Do this: Turn the lines from the one with "type-label: Type: <box>598 60 651 88</box>" to the one with "search-icon[interactable] <box>747 61" into a Markdown table with two columns, Row and Line, where Row numbers each line in order and blank lines are left out.

Raw records:
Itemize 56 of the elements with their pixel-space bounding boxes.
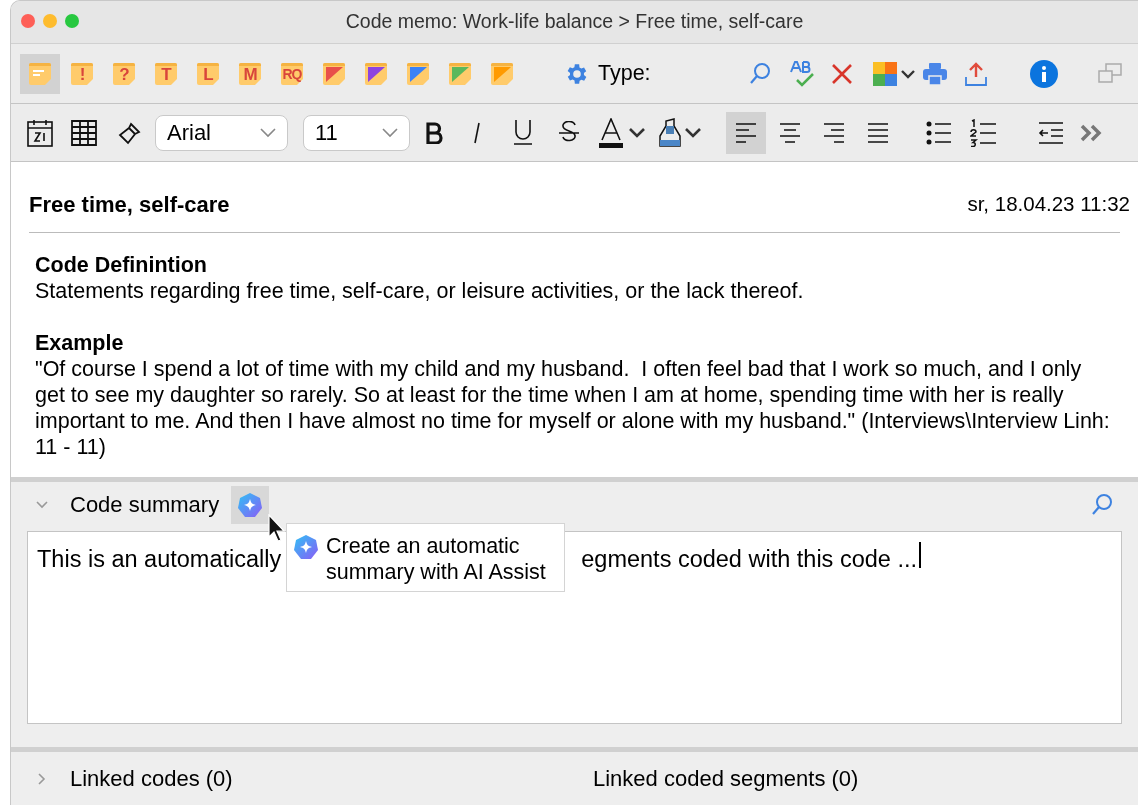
type-label: Type: <box>598 60 651 88</box>
font-dropdown[interactable]: Arial <box>155 114 288 151</box>
memo-type-button[interactable]: M <box>230 53 270 94</box>
close-window-button[interactable] <box>21 14 35 28</box>
note-icon <box>196 61 220 86</box>
calendar-icon[interactable] <box>27 118 53 147</box>
memo-type-button[interactable]: T <box>146 53 186 94</box>
note-icon <box>238 61 262 86</box>
sparkle-icon <box>237 491 264 518</box>
chevron-down-icon <box>382 127 398 138</box>
memo-type-button[interactable]: L <box>188 53 228 94</box>
highlighter-icon[interactable] <box>658 117 682 148</box>
bold-icon[interactable] <box>425 121 443 144</box>
underline-icon[interactable] <box>512 119 534 146</box>
memo-type-button[interactable]: ! <box>62 53 102 94</box>
note-icon <box>112 61 136 86</box>
search-icon[interactable] <box>1090 492 1114 517</box>
delete-icon[interactable] <box>830 62 853 85</box>
tooltip-text: Create an automatic summary with AI Assist <box>326 533 547 585</box>
table-icon[interactable] <box>71 119 97 146</box>
note-icon <box>28 61 52 86</box>
memo-date: sr, 18.04.23 11:32 <box>967 191 1130 218</box>
section-heading: Code Definintion <box>35 252 208 278</box>
section-text: "Of course I spend a lot of time with my child and my husband. I often feel bad that I work so much, and I only get to see my daughter so rarely. So at least for the time when I am at home, spending time with her is really important to me. And then I have almost no time for myself or alone with my husband." (Interviews\Interview Linh: 11 - 11) <box>35 356 1111 460</box>
search-icon[interactable] <box>747 61 772 86</box>
info-icon[interactable] <box>1029 59 1058 88</box>
text-cursor <box>918 542 921 568</box>
more-icon[interactable] <box>1080 123 1104 142</box>
note-icon <box>70 61 94 86</box>
font-size-dropdown[interactable]: 11 <box>303 114 410 151</box>
memo-type-button[interactable]: ? <box>104 53 144 94</box>
section-text: Statements regarding free time, self-care, or leisure activities, or the lack thereof. <box>35 278 805 304</box>
linked-codes-label[interactable]: Linked codes (0) <box>70 762 593 795</box>
print-icon[interactable] <box>921 61 948 86</box>
chevron-down-icon <box>260 127 276 138</box>
memo-title: Free time, self-care <box>29 191 230 219</box>
chevron-down-icon[interactable] <box>684 126 702 139</box>
chevron-down-icon[interactable] <box>628 126 646 139</box>
sparkle-icon <box>293 534 319 560</box>
export-icon[interactable] <box>963 60 988 87</box>
ai-assist-button[interactable] <box>231 485 270 524</box>
chevron-down-icon[interactable] <box>899 68 916 79</box>
linked-segments-label[interactable]: Linked coded segments (0) <box>593 762 859 795</box>
section-title: Code summary <box>70 491 220 519</box>
chevron-right-icon[interactable] <box>37 771 47 786</box>
text-color-icon[interactable] <box>598 117 624 148</box>
align-left-button[interactable] <box>726 111 766 154</box>
memo-type-button[interactable]: RQ <box>272 53 312 94</box>
note-icon <box>154 61 178 86</box>
outdent-icon[interactable] <box>1038 121 1064 144</box>
spellcheck-icon[interactable] <box>788 59 815 88</box>
numbered-list-icon[interactable] <box>970 118 996 147</box>
note-icon <box>280 61 304 86</box>
bulleted-list-icon[interactable] <box>926 119 952 146</box>
window-title: Code memo: Work-life balance > Free time, self-care <box>345 9 804 35</box>
section-heading: Example <box>35 330 125 356</box>
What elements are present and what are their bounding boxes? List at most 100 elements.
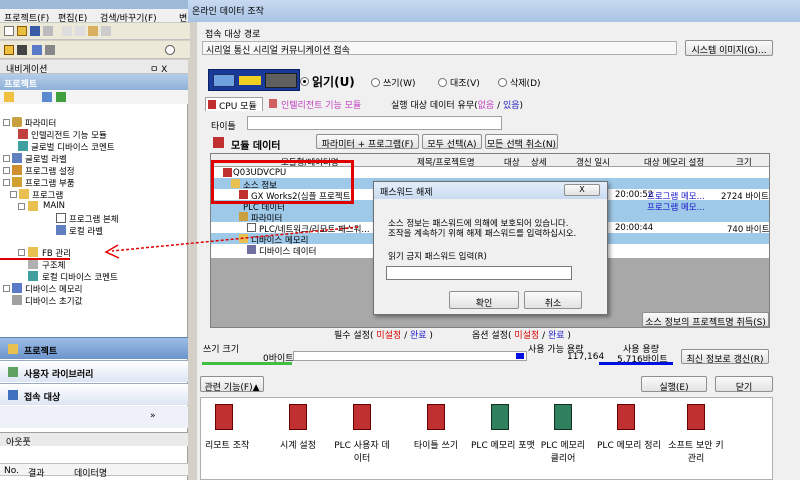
execute-button[interactable]: 실행(E) [641,376,707,392]
tree-toggle-icon[interactable] [3,179,10,186]
tree-item-device-memory[interactable]: 디바이스 메모리 [25,283,82,295]
fn-security-label: 소프트 보안 키 관리 [668,441,724,464]
param-row-icon [239,212,248,221]
menubar: 프로젝트(F) 편집(E) 검색/바꾸기(F) 변 [0,9,190,24]
tree-toggle-icon[interactable] [3,119,10,126]
tree-item-struct[interactable]: 구조체 [42,259,65,271]
system-image-button[interactable]: 시스템 이미지(G)... [685,40,773,56]
output-col-no[interactable]: No. [4,466,19,476]
refresh-latest-button[interactable]: 최신 정보로 갱신(R) [681,349,769,364]
tree-toggle-icon[interactable] [3,285,10,292]
window-icon[interactable] [32,45,42,55]
password-cancel-button[interactable]: 취소 [524,291,582,309]
exec-present: 있음 [502,101,520,111]
tree-new-icon[interactable] [4,92,14,102]
new-icon[interactable] [4,26,14,36]
tree-item-local-comment[interactable]: 로컬 디바이스 코멘트 [42,271,118,283]
mode-read[interactable]: 읽기(U) [300,73,355,90]
copy-icon[interactable] [75,26,85,36]
output-col-result[interactable]: 결과 [28,466,45,479]
connect-label: 접속 대상 경로 [205,30,261,40]
connection-tab-icon [8,390,18,400]
local-label-icon [56,225,66,235]
optional-label: 옵션 설정( [472,331,512,341]
tree-item-program-body[interactable]: 프로그램 본체 [69,213,119,225]
plc-user-data-icon [353,404,371,430]
fn-clock-setting[interactable]: 시계 설정 [279,402,317,462]
related-functions-button[interactable]: 관련 기능(F)▲ [200,376,264,392]
tab-intelligent-label: 인텔리전트 기능 모듈 [281,101,362,111]
chevron-right-icon[interactable]: » [150,411,156,421]
title-write-icon [427,404,445,430]
mode-write-label: 쓰기(W) [383,79,416,89]
fn-memory-clear[interactable]: PLC 메모리 클리어 [538,402,588,464]
tree-item-intelligent[interactable]: 인텔리전트 기능 모듈 [31,129,107,141]
tree-item-device-init[interactable]: 디바이스 초기값 [25,295,82,307]
annotation-arrow-line [111,226,359,252]
source-project-name-button[interactable]: 소스 정보의 프로젝트명 취득(S) [642,312,769,327]
title-input[interactable] [247,116,502,130]
tab-intelligent-module[interactable]: 인텔리전트 기능 모듈 [267,97,381,111]
tree-toggle-icon[interactable] [3,167,10,174]
tree-toggle-icon[interactable] [10,191,17,198]
dialog-title: 온라인 데이터 조작 [192,7,264,17]
tree-collapse-icon[interactable] [56,92,66,102]
save-icon[interactable] [30,26,40,36]
param-program-button[interactable]: 파라미터 + 프로그램(F) [316,134,419,149]
password-close-button[interactable]: X [564,184,600,196]
paste-icon[interactable] [88,26,98,36]
fn-memory-format[interactable]: PLC 메모리 포맷 [471,402,535,462]
fn-title-write[interactable]: 타이틀 쓰기 [413,402,459,462]
tree-item-program-parts[interactable]: 프로그램 부품 [25,177,75,189]
required-status: 필수 설정( 미설정 / 완료 ) [334,331,433,341]
tree-item-global-label[interactable]: 글로벌 라벨 [25,153,67,165]
device-init-icon [12,295,22,305]
arrow-icon [239,76,261,85]
tree-item-program-setting[interactable]: 프로그램 설정 [25,165,75,177]
tree-prop-icon[interactable] [42,92,52,102]
tree-toggle-icon[interactable] [18,203,25,210]
tab-cpu-module[interactable]: CPU 모듈 [205,97,263,112]
print-icon[interactable] [43,26,53,36]
mode-verify[interactable]: 대조(V) [438,76,480,89]
tree-item-program[interactable]: 프로그램 [32,189,63,201]
nav-overflow[interactable]: » [0,406,188,428]
struct-icon [28,259,38,269]
nav-tab-project[interactable]: 프로젝트 [0,337,188,359]
nav-section-header: 프로젝트 [0,74,188,90]
nav-tab-library[interactable]: 사용자 라이브러리 [0,360,188,382]
open-icon[interactable] [17,26,27,36]
fn-memory-arrange[interactable]: PLC 메모리 정리 [597,402,661,462]
ladder-program-icon [56,213,66,223]
help-icon[interactable] [165,45,175,55]
ladder-icon[interactable] [4,45,14,55]
close-button[interactable]: 닫기 [715,376,773,392]
list-icon[interactable] [17,45,27,55]
mode-image [208,69,300,91]
folder-icon [19,189,29,199]
tree-toggle-icon[interactable] [18,249,25,256]
undo-icon[interactable] [101,26,111,36]
tree-item-local-label[interactable]: 로컬 라벨 [69,225,103,237]
tree-item-main[interactable]: MAIN [43,201,65,211]
mode-write[interactable]: 쓰기(W) [371,76,415,89]
deselect-all-button[interactable]: 모든 선택 취소(N) [485,134,558,149]
tree-item-global-comment[interactable]: 글로벌 디바이스 코멘트 [31,141,115,153]
output-col-dataname[interactable]: 데이터명 [74,466,107,479]
tree-toggle-icon[interactable] [3,155,10,162]
output-title: 아웃풋 [6,438,31,448]
tree-item-parameter[interactable]: 파라미터 [25,117,56,129]
fn-soft-security-key[interactable]: 소프트 보안 키 관리 [663,402,729,464]
fn-remote-operation[interactable]: 리모트 조작 [205,402,249,462]
password-input[interactable] [386,266,572,280]
password-ok-button[interactable]: 확인 [449,291,519,309]
nav-tab-connection[interactable]: 접속 대상 [0,383,188,405]
annotation-arrow [104,226,359,259]
select-all-button[interactable]: 모두 선택(A) [422,134,482,149]
required-unset: 미설정 [376,331,402,341]
function-panel: 리모트 조작 시계 설정 PLC 사용자 데이터 타이틀 쓰기 PLC 메모리 … [200,397,773,480]
fn-plc-user-data[interactable]: PLC 사용자 데이터 [334,402,390,464]
monitor-icon[interactable] [45,45,55,55]
cut-icon[interactable] [62,26,72,36]
mode-delete[interactable]: 삭제(D) [498,76,541,89]
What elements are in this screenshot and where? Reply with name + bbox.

Output below:
| Row | Line |
|---|---|
| 1 | type-label: Type: <box>598 60 651 88</box> |
| 2 | font-dropdown[interactable]: Arial <box>155 114 288 151</box> |
| 3 | memo-type-button[interactable]: M <box>230 53 270 94</box> |
| 4 | close-window-button[interactable] <box>21 14 35 28</box> |
| 5 | note-icon <box>196 61 220 86</box> |
| 6 | calendar-icon[interactable] <box>27 118 53 147</box> |
| 7 | memo-type-button[interactable]: T <box>146 53 186 94</box> |
| 8 | note-icon <box>238 61 262 86</box> |
| 9 | sparkle-icon <box>237 491 264 518</box> |
| 10 | chevron-down-icon <box>382 127 398 138</box> |
| 11 | memo-type-button[interactable]: L <box>188 53 228 94</box> |
| 12 | highlighter-icon[interactable] <box>658 117 682 148</box> |
| 13 | bold-icon[interactable] <box>425 121 443 144</box> |
| 14 | underline-icon[interactable] <box>512 119 534 146</box> |
| 15 | memo-type-button[interactable]: ! <box>62 53 102 94</box> |
| 16 | note-icon <box>112 61 136 86</box> |
| 17 | search-icon[interactable] <box>1090 492 1114 517</box> |
| 18 | delete-icon[interactable] <box>830 62 853 85</box> |
| 19 | tooltip-text: Create an automatic summary with AI Assist <box>326 533 547 585</box> |
| 20 | table-icon[interactable] <box>71 119 97 146</box> |
| 21 | note-icon <box>28 61 52 86</box> |
| 22 | memo-date: sr, 18.04.23 11:32 <box>967 191 1130 218</box> |
| 23 | section-heading: Code Definintion <box>35 252 208 278</box> |
| 24 | section-text: "Of course I spend a lot of time with my child and my husband. I often feel bad that I work so much, and I only get to see my daughter so rarely. So at least for the time when I am at home, spending time with her is really important to me. And then I have almost no time for myself or alone with my husband." (Interviews\Interview Linh: 11 - 11) <box>35 356 1111 460</box> |
| 25 | search-icon[interactable] <box>747 61 772 86</box> |